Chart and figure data
-----

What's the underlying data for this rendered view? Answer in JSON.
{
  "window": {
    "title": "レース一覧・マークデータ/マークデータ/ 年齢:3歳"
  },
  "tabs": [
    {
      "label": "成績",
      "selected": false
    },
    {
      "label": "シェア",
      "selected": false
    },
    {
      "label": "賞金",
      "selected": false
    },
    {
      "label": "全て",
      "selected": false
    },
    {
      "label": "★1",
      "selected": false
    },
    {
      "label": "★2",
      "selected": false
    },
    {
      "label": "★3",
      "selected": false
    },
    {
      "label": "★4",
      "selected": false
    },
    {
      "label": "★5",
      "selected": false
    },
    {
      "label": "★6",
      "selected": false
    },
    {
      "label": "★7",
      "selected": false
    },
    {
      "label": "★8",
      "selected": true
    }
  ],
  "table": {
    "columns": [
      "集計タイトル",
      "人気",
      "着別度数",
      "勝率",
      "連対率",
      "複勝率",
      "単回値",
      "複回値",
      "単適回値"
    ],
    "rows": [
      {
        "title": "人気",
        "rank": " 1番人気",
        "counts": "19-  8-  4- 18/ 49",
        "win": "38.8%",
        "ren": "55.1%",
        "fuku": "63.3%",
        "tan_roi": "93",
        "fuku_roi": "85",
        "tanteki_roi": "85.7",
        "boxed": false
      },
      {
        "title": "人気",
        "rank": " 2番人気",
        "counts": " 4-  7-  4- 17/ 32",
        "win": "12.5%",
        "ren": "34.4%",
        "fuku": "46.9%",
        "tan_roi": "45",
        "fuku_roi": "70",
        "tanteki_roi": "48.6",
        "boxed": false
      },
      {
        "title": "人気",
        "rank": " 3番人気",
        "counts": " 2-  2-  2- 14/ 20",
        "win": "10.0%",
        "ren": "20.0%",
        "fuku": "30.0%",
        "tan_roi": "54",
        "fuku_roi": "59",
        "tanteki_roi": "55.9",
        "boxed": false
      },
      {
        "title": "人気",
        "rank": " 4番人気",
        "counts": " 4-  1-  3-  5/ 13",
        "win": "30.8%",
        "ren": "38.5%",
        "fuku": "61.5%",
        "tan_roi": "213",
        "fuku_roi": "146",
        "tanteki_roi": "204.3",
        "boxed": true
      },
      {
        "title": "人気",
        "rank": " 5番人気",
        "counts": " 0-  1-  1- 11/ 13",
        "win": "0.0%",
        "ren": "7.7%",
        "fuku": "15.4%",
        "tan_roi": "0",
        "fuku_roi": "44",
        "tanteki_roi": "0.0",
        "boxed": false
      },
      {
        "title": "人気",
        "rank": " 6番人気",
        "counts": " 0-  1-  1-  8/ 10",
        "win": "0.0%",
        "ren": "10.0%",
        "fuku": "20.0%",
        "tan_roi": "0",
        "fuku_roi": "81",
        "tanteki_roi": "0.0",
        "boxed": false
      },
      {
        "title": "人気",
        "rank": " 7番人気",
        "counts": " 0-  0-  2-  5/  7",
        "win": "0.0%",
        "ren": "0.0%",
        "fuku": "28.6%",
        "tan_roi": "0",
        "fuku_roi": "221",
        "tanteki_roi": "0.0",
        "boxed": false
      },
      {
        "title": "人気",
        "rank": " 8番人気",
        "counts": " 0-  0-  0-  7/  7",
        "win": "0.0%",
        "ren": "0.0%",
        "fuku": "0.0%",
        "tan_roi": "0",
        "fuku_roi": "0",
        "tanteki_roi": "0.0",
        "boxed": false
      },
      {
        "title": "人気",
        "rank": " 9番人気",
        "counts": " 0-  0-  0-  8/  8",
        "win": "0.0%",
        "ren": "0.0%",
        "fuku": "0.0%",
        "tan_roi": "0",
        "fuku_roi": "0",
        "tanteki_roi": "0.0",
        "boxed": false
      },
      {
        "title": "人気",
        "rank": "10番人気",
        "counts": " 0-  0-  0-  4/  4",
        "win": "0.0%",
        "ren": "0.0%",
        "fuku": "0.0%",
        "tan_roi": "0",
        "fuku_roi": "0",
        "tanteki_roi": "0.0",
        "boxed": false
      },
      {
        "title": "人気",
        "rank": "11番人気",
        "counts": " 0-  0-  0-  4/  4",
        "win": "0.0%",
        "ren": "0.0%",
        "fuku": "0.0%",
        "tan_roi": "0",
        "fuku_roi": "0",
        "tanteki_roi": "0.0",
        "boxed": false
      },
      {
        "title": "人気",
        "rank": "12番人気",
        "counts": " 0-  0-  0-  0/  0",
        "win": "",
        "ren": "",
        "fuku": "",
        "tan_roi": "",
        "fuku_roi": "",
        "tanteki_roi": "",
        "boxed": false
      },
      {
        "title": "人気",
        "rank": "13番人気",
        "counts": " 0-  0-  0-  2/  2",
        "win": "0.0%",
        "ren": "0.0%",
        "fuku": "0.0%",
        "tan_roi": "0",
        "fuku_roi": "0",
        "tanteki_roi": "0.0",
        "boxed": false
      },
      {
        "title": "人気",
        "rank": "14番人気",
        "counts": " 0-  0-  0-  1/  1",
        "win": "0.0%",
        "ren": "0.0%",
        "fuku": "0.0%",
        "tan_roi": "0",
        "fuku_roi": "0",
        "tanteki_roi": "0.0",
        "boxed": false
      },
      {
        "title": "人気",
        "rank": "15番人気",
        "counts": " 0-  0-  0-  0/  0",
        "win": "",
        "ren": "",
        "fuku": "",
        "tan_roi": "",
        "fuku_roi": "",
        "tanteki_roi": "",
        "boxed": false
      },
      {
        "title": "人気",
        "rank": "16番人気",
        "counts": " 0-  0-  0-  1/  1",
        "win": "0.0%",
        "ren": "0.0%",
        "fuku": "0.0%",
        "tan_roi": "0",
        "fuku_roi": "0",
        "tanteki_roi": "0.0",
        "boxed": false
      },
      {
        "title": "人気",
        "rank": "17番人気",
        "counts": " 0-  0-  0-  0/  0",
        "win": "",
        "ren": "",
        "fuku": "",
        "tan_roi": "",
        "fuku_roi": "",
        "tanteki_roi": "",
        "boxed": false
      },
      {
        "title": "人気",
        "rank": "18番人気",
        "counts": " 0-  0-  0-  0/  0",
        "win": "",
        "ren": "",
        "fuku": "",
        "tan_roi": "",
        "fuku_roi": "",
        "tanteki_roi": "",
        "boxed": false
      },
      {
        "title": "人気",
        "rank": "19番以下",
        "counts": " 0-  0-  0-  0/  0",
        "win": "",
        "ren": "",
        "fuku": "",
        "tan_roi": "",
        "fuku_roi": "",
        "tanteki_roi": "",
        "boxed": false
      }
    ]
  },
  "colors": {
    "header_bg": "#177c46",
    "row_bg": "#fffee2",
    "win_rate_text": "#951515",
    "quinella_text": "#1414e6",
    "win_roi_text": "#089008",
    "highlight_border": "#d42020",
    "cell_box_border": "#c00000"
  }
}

-----

Copy out the whole listing exactly; please set it all down.

What's the underlying data for this rendered view? Answer in JSON.
{
  "window": {
    "title": "レース一覧・マークデータ/マークデータ/ 年齢:3歳"
  },
  "tabs": [
    {
      "label": "成績",
      "selected": false
    },
    {
      "label": "シェア",
      "selected": false
    },
    {
      "label": "賞金",
      "selected": false
    },
    {
      "label": "全て",
      "selected": false
    },
    {
      "label": "★1",
      "selected": false
    },
    {
      "label": "★2",
      "selected": false
    },
    {
      "label": "★3",
      "selected": false
    },
    {
      "label": "★4",
      "selected": false
    },
    {
      "label": "★5",
      "selected": false
    },
    {
      "label": "★6",
      "selected": false
    },
    {
      "label": "★7",
      "selected": false
    },
    {
      "label": "★8",
      "selected": true
    }
  ],
  "table": {
    "columns": [
      "集計タイトル",
      "人気",
      "着別度数",
      "勝率",
      "連対率",
      "複勝率",
      "単回値",
      "複回値",
      "単適回値"
    ],
    "rows": [
      {
        "title": "人気",
        "rank": " 1番人気",
        "counts": "19-  8-  4- 18/ 49",
        "win": "38.8%",
        "ren": "55.1%",
        "fuku": "63.3%",
        "tan_roi": "93",
        "fuku_roi": "85",
        "tanteki_roi": "85.7",
        "boxed": false
      },
      {
        "title": "人気",
        "rank": " 2番人気",
        "counts": " 4-  7-  4- 17/ 32",
        "win": "12.5%",
        "ren": "34.4%",
        "fuku": "46.9%",
        "tan_roi": "45",
        "fuku_roi": "70",
        "tanteki_roi": "48.6",
        "boxed": false
      },
      {
        "title": "人気",
        "rank": " 3番人気",
        "counts": " 2-  2-  2- 14/ 20",
        "win": "10.0%",
        "ren": "20.0%",
        "fuku": "30.0%",
        "tan_roi": "54",
        "fuku_roi": "59",
        "tanteki_roi": "55.9",
        "boxed": false
      },
      {
        "title": "人気",
        "rank": " 4番人気",
        "counts": " 4-  1-  3-  5/ 13",
        "win": "30.8%",
        "ren": "38.5%",
        "fuku": "61.5%",
        "tan_roi": "213",
        "fuku_roi": "146",
        "tanteki_roi": "204.3",
        "boxed": true
      },
      {
        "title": "人気",
        "rank": " 5番人気",
        "counts": " 0-  1-  1- 11/ 13",
        "win": "0.0%",
        "ren": "7.7%",
        "fuku": "15.4%",
        "tan_roi": "0",
        "fuku_roi": "44",
        "tanteki_roi": "0.0",
        "boxed": false
      },
      {
        "title": "人気",
        "rank": " 6番人気",
        "counts": " 0-  1-  1-  8/ 10",
        "win": "0.0%",
        "ren": "10.0%",
        "fuku": "20.0%",
        "tan_roi": "0",
        "fuku_roi": "81",
        "tanteki_roi": "0.0",
        "boxed": false
      },
      {
        "title": "人気",
        "rank": " 7番人気",
        "counts": " 0-  0-  2-  5/  7",
        "win": "0.0%",
        "ren": "0.0%",
        "fuku": "28.6%",
        "tan_roi": "0",
        "fuku_roi": "221",
        "tanteki_roi": "0.0",
        "boxed": false
      },
      {
        "title": "人気",
        "rank": " 8番人気",
        "counts": " 0-  0-  0-  7/  7",
        "win": "0.0%",
        "ren": "0.0%",
        "fuku": "0.0%",
        "tan_roi": "0",
        "fuku_roi": "0",
        "tanteki_roi": "0.0",
        "boxed": false
      },
      {
        "title": "人気",
        "rank": " 9番人気",
        "counts": " 0-  0-  0-  8/  8",
        "win": "0.0%",
        "ren": "0.0%",
        "fuku": "0.0%",
        "tan_roi": "0",
        "fuku_roi": "0",
        "tanteki_roi": "0.0",
        "boxed": false
      },
      {
        "title": "人気",
        "rank": "10番人気",
        "counts": " 0-  0-  0-  4/  4",
        "win": "0.0%",
        "ren": "0.0%",
        "fuku": "0.0%",
        "tan_roi": "0",
        "fuku_roi": "0",
        "tanteki_roi": "0.0",
        "boxed": false
      },
      {
        "title": "人気",
        "rank": "11番人気",
        "counts": " 0-  0-  0-  4/  4",
        "win": "0.0%",
        "ren": "0.0%",
        "fuku": "0.0%",
        "tan_roi": "0",
        "fuku_roi": "0",
        "tanteki_roi": "0.0",
        "boxed": false
      },
      {
        "title": "人気",
        "rank": "12番人気",
        "counts": " 0-  0-  0-  0/  0",
        "win": "",
        "ren": "",
        "fuku": "",
        "tan_roi": "",
        "fuku_roi": "",
        "tanteki_roi": "",
        "boxed": false
      },
      {
        "title": "人気",
        "rank": "13番人気",
        "counts": " 0-  0-  0-  2/  2",
        "win": "0.0%",
        "ren": "0.0%",
        "fuku": "0.0%",
        "tan_roi": "0",
        "fuku_roi": "0",
        "tanteki_roi": "0.0",
        "boxed": false
      },
      {
        "title": "人気",
        "rank": "14番人気",
        "counts": " 0-  0-  0-  1/  1",
        "win": "0.0%",
        "ren": "0.0%",
        "fuku": "0.0%",
        "tan_roi": "0",
        "fuku_roi": "0",
        "tanteki_roi": "0.0",
        "boxed": false
      },
      {
        "title": "人気",
        "rank": "15番人気",
        "counts": " 0-  0-  0-  0/  0",
        "win": "",
        "ren": "",
        "fuku": "",
        "tan_roi": "",
        "fuku_roi": "",
        "tanteki_roi": "",
        "boxed": false
      },
      {
        "title": "人気",
        "rank": "16番人気",
        "counts": " 0-  0-  0-  1/  1",
        "win": "0.0%",
        "ren": "0.0%",
        "fuku": "0.0%",
        "tan_roi": "0",
        "fuku_roi": "0",
        "tanteki_roi": "0.0",
        "boxed": false
      },
      {
        "title": "人気",
        "rank": "17番人気",
        "counts": " 0-  0-  0-  0/  0",
        "win": "",
        "ren": "",
        "fuku": "",
        "tan_roi": "",
        "fuku_roi": "",
        "tanteki_roi": "",
        "boxed": false
      },
      {
        "title": "人気",
        "rank": "18番人気",
        "counts": " 0-  0-  0-  0/  0",
        "win": "",
        "ren": "",
        "fuku": "",
        "tan_roi": "",
        "fuku_roi": "",
        "tanteki_roi": "",
        "boxed": false
      },
      {
        "title": "人気",
        "rank": "19番以下",
        "counts": " 0-  0-  0-  0/  0",
        "win": "",
        "ren": "",
        "fuku": "",
        "tan_roi": "",
        "fuku_roi": "",
        "tanteki_roi": "",
        "boxed": false
      }
    ]
  },
  "colors": {
    "header_bg": "#177c46",
    "row_bg": "#fffee2",
    "win_rate_text": "#951515",
    "quinella_text": "#1414e6",
    "win_roi_text": "#089008",
    "highlight_border": "#d42020",
    "cell_box_border": "#c00000"
  }
}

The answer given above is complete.